TASK STATEMENT —
Transcribe all of the material exactly.
┏━━
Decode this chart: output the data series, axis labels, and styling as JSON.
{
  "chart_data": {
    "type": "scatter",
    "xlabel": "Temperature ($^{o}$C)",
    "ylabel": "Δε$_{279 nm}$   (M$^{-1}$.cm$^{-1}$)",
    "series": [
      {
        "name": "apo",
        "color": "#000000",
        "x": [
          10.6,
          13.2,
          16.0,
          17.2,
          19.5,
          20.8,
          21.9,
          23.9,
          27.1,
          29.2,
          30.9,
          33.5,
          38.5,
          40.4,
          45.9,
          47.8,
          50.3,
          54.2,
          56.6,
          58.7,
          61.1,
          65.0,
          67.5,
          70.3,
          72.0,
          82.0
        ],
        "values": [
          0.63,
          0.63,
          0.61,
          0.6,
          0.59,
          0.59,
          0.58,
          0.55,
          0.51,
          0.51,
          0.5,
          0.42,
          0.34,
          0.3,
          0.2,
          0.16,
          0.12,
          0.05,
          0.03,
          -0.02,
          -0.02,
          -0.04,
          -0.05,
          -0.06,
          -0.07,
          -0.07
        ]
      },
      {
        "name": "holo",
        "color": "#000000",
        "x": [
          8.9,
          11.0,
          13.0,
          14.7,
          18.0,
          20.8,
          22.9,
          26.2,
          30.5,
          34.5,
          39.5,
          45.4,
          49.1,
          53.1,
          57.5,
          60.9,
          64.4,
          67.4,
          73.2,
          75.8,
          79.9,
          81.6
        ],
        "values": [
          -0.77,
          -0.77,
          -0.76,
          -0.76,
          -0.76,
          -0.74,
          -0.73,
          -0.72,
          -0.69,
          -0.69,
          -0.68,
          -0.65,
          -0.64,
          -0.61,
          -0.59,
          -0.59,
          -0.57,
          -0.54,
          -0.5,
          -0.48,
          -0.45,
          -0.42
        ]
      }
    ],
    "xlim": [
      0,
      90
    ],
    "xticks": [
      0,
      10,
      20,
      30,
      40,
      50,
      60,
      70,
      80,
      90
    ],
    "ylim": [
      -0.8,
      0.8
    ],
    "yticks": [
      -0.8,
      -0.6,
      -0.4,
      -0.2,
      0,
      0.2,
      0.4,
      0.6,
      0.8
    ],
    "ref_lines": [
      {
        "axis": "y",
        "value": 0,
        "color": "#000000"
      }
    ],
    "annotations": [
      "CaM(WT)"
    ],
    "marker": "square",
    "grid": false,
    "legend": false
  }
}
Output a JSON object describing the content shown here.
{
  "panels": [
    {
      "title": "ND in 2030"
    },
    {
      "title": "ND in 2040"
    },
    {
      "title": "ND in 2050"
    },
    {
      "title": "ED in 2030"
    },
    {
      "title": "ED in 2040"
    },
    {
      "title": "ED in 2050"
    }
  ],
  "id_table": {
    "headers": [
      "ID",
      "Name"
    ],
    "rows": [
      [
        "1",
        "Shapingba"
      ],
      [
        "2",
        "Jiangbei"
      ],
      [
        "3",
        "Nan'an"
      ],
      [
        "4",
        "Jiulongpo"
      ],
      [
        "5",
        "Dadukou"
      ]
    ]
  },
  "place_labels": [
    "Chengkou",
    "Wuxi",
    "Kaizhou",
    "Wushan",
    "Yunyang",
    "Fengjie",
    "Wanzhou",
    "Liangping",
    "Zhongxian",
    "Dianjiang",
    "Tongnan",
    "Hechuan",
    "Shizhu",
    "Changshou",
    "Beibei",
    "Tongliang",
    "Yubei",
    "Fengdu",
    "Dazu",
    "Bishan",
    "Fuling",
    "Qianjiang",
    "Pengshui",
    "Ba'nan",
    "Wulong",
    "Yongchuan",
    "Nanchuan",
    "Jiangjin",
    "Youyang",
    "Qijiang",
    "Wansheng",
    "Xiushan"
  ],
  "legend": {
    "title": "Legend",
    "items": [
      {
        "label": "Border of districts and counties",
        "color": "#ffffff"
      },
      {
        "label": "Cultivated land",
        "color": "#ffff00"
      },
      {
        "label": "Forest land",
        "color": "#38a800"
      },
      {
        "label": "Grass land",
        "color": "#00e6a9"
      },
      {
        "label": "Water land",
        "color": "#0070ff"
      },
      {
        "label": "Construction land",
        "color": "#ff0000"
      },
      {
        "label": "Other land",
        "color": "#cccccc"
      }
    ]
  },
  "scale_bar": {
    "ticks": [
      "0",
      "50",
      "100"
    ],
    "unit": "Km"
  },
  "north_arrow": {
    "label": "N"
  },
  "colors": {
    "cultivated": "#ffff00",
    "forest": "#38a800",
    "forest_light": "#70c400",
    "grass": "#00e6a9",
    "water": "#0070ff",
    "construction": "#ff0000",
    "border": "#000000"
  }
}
┗━━
TASK OUTPUT —
Decode this chart: output the data series, axis labels, and styling as JSON.
{
  "chart_data": {
    "type": "scatter",
    "xlabel": "Temperature ($^{o}$C)",
    "ylabel": "Δε$_{279 nm}$   (M$^{-1}$.cm$^{-1}$)",
    "series": [
      {
        "name": "apo",
        "color": "#000000",
        "x": [
          10.6,
          13.2,
          16.0,
          17.2,
          19.5,
          20.8,
          21.9,
          23.9,
          27.1,
          29.2,
          30.9,
          33.5,
          38.5,
          40.4,
          45.9,
          47.8,
          50.3,
          54.2,
          56.6,
          58.7,
          61.1,
          65.0,
          67.5,
          70.3,
          72.0,
          82.0
        ],
        "values": [
          0.63,
          0.63,
          0.61,
          0.6,
          0.59,
          0.59,
          0.58,
          0.55,
          0.51,
          0.51,
          0.5,
          0.42,
          0.34,
          0.3,
          0.2,
          0.16,
          0.12,
          0.05,
          0.03,
          -0.02,
          -0.02,
          -0.04,
          -0.05,
          -0.06,
          -0.07,
          -0.07
        ]
      },
      {
        "name": "holo",
        "color": "#000000",
        "x": [
          8.9,
          11.0,
          13.0,
          14.7,
          18.0,
          20.8,
          22.9,
          26.2,
          30.5,
          34.5,
          39.5,
          45.4,
          49.1,
          53.1,
          57.5,
          60.9,
          64.4,
          67.4,
          73.2,
          75.8,
          79.9,
          81.6
        ],
        "values": [
          -0.77,
          -0.77,
          -0.76,
          -0.76,
          -0.76,
          -0.74,
          -0.73,
          -0.72,
          -0.69,
          -0.69,
          -0.68,
          -0.65,
          -0.64,
          -0.61,
          -0.59,
          -0.59,
          -0.57,
          -0.54,
          -0.5,
          -0.48,
          -0.45,
          -0.42
        ]
      }
    ],
    "xlim": [
      0,
      90
    ],
    "xticks": [
      0,
      10,
      20,
      30,
      40,
      50,
      60,
      70,
      80,
      90
    ],
    "ylim": [
      -0.8,
      0.8
    ],
    "yticks": [
      -0.8,
      -0.6,
      -0.4,
      -0.2,
      0,
      0.2,
      0.4,
      0.6,
      0.8
    ],
    "ref_lines": [
      {
        "axis": "y",
        "value": 0,
        "color": "#000000"
      }
    ],
    "annotations": [
      "CaM(WT)"
    ],
    "marker": "square",
    "grid": false,
    "legend": false
  }
}
Output a JSON object describing the content shown here.
{
  "panels": [
    {
      "title": "ND in 2030"
    },
    {
      "title": "ND in 2040"
    },
    {
      "title": "ND in 2050"
    },
    {
      "title": "ED in 2030"
    },
    {
      "title": "ED in 2040"
    },
    {
      "title": "ED in 2050"
    }
  ],
  "id_table": {
    "headers": [
      "ID",
      "Name"
    ],
    "rows": [
      [
        "1",
        "Shapingba"
      ],
      [
        "2",
        "Jiangbei"
      ],
      [
        "3",
        "Nan'an"
      ],
      [
        "4",
        "Jiulongpo"
      ],
      [
        "5",
        "Dadukou"
      ]
    ]
  },
  "place_labels": [
    "Chengkou",
    "Wuxi",
    "Kaizhou",
    "Wushan",
    "Yunyang",
    "Fengjie",
    "Wanzhou",
    "Liangping",
    "Zhongxian",
    "Dianjiang",
    "Tongnan",
    "Hechuan",
    "Shizhu",
    "Changshou",
    "Beibei",
    "Tongliang",
    "Yubei",
    "Fengdu",
    "Dazu",
    "Bishan",
    "Fuling",
    "Qianjiang",
    "Pengshui",
    "Ba'nan",
    "Wulong",
    "Yongchuan",
    "Nanchuan",
    "Jiangjin",
    "Youyang",
    "Qijiang",
    "Wansheng",
    "Xiushan"
  ],
  "legend": {
    "title": "Legend",
    "items": [
      {
        "label": "Border of districts and counties",
        "color": "#ffffff"
      },
      {
        "label": "Cultivated land",
        "color": "#ffff00"
      },
      {
        "label": "Forest land",
        "color": "#38a800"
      },
      {
        "label": "Grass land",
        "color": "#00e6a9"
      },
      {
        "label": "Water land",
        "color": "#0070ff"
      },
      {
        "label": "Construction land",
        "color": "#ff0000"
      },
      {
        "label": "Other land",
        "color": "#cccccc"
      }
    ]
  },
  "scale_bar": {
    "ticks": [
      "0",
      "50",
      "100"
    ],
    "unit": "Km"
  },
  "north_arrow": {
    "label": "N"
  },
  "colors": {
    "cultivated": "#ffff00",
    "forest": "#38a800",
    "forest_light": "#70c400",
    "grass": "#00e6a9",
    "water": "#0070ff",
    "construction": "#ff0000",
    "border": "#000000"
  }
}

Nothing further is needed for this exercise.